**EXERCISE INSTRUCTIONS**: Find every line in the records below that contains the word "Capillary", and copy each such line.

**DATA PROVIDED**:
———

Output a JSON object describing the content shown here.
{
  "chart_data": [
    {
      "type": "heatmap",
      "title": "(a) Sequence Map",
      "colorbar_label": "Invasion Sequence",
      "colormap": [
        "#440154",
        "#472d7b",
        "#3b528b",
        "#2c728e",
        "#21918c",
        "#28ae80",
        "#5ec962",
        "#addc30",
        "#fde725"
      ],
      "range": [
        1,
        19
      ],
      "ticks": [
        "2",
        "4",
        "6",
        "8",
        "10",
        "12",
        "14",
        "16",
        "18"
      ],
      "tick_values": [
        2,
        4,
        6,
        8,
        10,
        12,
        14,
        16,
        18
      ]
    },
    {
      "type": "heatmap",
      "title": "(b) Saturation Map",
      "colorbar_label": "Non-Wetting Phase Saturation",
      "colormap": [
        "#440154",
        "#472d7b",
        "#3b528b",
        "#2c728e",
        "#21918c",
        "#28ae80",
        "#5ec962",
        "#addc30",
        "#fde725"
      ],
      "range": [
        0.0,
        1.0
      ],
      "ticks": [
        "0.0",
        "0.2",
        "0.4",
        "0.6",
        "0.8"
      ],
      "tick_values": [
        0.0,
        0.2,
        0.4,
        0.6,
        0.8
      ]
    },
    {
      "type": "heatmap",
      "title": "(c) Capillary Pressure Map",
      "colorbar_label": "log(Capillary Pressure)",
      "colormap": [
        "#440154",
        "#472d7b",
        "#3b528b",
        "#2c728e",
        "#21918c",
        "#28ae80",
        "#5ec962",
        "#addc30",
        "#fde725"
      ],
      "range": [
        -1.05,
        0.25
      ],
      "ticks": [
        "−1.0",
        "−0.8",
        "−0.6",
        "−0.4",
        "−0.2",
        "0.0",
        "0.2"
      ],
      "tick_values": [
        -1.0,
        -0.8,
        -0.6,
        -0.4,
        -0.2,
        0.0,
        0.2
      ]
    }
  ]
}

———

**COMPLETED EXERCISE**:
      "title": "(c) Capillary Pressure Map",
      "colorbar_label": "log(Capillary Pressure)",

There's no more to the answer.